Requirements
Copy out the lines that have "Transcribe" in them.

* start Records provided *

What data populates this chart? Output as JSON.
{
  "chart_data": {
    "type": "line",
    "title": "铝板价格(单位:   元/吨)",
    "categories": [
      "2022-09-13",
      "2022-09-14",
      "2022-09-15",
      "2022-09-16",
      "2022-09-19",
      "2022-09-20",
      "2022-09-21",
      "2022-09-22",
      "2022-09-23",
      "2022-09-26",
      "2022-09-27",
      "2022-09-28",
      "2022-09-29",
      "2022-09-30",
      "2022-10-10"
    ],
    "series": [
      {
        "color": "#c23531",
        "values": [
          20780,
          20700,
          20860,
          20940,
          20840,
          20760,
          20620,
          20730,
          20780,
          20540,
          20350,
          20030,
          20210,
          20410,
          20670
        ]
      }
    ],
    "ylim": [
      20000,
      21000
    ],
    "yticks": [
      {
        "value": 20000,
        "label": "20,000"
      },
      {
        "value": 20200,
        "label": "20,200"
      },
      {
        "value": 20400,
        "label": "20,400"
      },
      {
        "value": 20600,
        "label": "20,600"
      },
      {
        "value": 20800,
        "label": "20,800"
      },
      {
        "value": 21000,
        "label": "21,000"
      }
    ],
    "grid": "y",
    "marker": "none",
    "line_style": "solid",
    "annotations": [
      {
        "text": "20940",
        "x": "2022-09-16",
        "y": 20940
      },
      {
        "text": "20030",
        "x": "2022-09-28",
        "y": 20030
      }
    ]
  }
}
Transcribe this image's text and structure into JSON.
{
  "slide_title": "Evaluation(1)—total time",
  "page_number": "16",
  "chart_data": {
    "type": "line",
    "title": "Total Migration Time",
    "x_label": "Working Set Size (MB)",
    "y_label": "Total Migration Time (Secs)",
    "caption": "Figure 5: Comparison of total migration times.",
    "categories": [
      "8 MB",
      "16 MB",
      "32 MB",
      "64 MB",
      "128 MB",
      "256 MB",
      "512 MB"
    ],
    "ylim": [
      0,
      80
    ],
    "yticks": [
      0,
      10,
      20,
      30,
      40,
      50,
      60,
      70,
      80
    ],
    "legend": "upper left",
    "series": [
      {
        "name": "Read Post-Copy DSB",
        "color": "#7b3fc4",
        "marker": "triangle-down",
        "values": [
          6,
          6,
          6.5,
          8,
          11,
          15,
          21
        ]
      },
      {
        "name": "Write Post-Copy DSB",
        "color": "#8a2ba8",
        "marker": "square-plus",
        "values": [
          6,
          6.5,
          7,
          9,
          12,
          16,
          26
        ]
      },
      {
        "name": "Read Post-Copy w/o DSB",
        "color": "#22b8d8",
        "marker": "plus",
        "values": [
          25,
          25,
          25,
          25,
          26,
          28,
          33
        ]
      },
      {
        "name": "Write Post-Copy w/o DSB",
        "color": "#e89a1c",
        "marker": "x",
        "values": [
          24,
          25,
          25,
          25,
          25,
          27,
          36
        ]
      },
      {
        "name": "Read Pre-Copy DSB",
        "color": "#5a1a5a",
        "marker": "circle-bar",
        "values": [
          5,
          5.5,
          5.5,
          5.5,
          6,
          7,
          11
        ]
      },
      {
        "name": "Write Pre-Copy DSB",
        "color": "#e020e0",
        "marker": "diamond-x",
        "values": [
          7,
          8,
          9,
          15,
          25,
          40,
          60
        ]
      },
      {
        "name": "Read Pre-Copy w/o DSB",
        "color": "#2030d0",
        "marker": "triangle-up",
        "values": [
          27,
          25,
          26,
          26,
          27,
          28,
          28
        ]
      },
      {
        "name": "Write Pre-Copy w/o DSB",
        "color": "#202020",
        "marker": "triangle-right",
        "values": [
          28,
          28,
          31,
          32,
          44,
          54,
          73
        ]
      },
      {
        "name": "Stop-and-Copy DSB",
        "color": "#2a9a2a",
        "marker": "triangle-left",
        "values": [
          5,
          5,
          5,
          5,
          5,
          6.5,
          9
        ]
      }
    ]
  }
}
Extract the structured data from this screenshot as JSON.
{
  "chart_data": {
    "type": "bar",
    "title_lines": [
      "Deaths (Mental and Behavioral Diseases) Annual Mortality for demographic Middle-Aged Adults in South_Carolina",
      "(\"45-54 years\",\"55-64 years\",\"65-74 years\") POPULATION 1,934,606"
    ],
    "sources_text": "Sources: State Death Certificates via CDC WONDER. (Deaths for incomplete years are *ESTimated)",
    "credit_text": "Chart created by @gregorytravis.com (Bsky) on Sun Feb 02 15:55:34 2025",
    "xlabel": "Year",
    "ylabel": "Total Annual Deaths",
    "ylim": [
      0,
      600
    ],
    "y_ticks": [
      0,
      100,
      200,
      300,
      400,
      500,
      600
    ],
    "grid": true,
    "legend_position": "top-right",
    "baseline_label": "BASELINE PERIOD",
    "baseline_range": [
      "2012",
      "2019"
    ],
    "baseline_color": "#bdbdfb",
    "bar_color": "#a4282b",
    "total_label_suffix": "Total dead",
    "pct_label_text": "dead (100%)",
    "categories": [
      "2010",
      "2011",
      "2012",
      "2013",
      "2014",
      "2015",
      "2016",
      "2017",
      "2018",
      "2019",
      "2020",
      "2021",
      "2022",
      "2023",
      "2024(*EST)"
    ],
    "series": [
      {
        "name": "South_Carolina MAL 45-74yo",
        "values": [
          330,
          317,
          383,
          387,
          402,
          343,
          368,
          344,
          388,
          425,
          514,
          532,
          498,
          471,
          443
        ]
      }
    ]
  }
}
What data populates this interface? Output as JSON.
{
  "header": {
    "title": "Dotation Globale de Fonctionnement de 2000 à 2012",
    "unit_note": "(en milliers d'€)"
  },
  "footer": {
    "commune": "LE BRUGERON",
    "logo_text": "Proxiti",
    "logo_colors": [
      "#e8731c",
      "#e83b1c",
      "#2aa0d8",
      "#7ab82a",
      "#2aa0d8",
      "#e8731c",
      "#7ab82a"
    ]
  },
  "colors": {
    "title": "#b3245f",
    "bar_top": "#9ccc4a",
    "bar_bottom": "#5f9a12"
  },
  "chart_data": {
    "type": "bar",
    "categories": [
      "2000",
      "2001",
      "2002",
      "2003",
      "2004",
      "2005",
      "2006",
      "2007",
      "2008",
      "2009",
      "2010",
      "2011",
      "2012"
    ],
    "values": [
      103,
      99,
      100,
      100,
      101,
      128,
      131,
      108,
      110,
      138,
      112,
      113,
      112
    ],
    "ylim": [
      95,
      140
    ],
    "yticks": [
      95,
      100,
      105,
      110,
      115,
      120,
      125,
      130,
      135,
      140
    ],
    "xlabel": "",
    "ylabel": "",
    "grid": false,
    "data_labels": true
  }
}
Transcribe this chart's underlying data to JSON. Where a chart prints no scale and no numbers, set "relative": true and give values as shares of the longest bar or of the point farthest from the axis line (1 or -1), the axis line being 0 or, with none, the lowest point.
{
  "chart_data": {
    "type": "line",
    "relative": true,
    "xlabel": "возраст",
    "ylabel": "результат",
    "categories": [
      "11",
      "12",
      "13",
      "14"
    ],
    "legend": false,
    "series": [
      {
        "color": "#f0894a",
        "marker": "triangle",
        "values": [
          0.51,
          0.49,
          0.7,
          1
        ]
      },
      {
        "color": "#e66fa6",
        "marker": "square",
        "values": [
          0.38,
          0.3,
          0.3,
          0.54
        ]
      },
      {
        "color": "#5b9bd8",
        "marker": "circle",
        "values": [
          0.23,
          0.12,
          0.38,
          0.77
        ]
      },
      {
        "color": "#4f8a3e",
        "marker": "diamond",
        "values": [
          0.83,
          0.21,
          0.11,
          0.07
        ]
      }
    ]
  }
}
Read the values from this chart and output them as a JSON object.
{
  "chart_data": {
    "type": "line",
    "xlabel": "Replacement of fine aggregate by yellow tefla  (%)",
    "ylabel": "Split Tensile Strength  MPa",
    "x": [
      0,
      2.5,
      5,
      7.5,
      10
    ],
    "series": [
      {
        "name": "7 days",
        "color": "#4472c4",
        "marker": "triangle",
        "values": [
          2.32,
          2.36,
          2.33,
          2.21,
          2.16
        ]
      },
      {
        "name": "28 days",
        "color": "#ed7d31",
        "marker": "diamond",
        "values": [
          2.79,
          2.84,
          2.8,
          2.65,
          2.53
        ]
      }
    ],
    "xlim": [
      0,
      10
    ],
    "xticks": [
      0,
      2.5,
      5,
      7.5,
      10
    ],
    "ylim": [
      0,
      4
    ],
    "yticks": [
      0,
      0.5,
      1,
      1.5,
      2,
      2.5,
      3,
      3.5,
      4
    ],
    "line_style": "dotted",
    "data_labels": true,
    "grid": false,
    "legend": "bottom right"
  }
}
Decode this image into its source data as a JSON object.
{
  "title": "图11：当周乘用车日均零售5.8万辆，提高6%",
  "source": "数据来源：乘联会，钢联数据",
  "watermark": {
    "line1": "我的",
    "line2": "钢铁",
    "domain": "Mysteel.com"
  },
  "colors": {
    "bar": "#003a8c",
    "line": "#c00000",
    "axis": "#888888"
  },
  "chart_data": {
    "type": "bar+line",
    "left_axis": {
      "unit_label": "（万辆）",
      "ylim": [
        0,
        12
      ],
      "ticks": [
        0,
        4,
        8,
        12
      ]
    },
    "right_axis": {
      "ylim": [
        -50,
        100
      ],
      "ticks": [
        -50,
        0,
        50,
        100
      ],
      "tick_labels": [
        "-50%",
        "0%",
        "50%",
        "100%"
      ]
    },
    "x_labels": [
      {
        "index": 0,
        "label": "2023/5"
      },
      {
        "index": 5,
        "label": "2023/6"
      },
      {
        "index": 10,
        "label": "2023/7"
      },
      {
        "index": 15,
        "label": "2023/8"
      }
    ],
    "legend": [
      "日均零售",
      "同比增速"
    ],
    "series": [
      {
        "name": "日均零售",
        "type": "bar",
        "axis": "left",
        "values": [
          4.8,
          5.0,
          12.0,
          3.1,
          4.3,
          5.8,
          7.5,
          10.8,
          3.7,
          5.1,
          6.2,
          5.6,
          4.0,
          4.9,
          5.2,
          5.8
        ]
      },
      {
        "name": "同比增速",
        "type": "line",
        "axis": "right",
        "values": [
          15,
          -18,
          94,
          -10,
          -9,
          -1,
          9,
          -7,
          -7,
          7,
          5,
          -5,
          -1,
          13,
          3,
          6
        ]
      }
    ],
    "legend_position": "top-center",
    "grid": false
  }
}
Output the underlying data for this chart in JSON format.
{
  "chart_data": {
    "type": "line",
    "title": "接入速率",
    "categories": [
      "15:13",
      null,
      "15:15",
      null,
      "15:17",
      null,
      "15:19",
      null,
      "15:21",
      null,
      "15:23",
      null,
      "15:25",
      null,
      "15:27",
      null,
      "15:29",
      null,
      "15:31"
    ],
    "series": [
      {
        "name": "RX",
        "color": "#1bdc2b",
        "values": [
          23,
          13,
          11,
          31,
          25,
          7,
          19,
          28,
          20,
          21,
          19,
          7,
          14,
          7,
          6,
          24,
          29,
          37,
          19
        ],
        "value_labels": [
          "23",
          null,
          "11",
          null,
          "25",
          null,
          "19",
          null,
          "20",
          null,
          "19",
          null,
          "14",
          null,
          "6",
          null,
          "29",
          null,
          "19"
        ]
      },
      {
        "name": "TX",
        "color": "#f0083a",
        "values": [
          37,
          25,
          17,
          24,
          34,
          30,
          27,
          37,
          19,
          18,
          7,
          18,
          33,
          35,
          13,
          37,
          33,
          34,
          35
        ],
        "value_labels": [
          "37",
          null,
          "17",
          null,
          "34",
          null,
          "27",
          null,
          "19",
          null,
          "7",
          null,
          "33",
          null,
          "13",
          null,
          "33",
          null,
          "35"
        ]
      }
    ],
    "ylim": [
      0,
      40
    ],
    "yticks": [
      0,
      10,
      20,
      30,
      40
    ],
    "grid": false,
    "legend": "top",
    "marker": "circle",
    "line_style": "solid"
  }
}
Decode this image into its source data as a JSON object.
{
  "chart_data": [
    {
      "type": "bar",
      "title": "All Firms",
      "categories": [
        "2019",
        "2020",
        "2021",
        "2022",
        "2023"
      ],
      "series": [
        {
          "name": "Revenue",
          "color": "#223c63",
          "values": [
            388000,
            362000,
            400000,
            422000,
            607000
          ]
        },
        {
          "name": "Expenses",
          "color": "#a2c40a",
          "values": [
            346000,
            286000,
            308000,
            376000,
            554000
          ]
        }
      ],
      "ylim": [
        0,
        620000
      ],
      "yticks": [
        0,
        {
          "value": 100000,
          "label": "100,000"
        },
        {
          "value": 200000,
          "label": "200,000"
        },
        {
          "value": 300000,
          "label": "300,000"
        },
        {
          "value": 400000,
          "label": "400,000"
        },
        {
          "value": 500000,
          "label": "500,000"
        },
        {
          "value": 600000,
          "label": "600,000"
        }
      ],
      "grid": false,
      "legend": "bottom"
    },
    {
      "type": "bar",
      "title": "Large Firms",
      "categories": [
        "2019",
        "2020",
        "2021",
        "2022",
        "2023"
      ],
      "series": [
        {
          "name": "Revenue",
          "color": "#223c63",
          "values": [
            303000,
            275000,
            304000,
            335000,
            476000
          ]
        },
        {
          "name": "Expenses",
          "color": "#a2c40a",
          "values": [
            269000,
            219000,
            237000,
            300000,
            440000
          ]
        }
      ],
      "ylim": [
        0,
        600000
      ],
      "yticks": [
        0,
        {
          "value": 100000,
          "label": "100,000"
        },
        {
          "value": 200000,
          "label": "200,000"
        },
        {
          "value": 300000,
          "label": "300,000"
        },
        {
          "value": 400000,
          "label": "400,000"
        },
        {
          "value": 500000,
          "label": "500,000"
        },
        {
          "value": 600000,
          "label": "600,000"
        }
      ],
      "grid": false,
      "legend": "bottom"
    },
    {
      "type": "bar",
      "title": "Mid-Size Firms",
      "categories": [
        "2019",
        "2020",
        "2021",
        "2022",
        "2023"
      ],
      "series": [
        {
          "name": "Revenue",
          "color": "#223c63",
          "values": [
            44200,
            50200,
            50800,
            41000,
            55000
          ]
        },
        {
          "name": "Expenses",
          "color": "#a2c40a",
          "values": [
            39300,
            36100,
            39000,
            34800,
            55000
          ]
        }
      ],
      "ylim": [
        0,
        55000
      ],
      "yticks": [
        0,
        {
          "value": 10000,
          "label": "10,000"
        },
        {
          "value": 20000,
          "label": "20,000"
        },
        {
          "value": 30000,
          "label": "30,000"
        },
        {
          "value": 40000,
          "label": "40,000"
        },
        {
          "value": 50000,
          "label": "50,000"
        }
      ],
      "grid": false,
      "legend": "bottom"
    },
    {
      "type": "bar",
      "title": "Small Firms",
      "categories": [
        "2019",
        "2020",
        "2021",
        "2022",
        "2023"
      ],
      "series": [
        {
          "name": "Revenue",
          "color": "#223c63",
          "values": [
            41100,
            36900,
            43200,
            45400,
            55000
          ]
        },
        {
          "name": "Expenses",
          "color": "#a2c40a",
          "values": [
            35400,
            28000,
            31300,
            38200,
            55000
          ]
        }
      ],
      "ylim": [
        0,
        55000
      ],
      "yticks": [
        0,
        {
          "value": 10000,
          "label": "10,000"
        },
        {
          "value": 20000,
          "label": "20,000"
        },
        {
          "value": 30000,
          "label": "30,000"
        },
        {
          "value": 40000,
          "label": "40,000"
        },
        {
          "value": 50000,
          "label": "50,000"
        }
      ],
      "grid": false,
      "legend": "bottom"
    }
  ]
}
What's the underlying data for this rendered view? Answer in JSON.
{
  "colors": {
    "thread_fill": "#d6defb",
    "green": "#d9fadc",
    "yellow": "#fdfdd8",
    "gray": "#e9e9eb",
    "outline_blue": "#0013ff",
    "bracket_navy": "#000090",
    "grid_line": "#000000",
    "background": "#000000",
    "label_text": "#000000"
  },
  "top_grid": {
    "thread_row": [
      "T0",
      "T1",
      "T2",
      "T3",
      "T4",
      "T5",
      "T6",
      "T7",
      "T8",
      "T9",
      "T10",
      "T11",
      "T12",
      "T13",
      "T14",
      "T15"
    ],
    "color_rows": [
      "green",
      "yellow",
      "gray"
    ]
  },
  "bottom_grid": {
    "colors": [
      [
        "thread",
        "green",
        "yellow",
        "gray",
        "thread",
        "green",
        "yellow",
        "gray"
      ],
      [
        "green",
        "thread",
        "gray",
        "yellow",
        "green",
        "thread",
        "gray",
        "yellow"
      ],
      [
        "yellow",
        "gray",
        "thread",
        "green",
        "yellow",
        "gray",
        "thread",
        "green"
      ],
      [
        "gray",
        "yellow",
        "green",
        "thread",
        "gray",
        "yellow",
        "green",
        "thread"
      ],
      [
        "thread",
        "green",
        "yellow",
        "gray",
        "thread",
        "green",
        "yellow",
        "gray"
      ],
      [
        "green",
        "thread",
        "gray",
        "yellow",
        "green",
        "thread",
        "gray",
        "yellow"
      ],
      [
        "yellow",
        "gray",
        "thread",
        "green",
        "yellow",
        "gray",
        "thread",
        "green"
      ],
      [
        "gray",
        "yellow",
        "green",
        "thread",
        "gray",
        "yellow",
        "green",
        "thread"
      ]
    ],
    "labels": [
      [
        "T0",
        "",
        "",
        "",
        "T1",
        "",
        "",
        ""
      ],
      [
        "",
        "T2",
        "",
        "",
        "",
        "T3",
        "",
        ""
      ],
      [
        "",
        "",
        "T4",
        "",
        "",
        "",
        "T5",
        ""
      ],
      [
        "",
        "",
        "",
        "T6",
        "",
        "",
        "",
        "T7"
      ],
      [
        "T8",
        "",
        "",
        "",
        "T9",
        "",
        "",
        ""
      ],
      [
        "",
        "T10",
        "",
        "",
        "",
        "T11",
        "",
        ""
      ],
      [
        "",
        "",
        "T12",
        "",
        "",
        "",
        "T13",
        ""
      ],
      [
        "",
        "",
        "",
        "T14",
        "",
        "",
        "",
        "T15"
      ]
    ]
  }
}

* end Records provided *

Complete answer
Transcribe this image's text and structure into JSON.
Transcribe this chart's underlying data to JSON. Where a chart prints no scale and no numbers, set "relative": true and give values as shares of the longest bar or of the point farthest from the axis line (1 or -1), the axis line being 0 or, with none, the lowest point.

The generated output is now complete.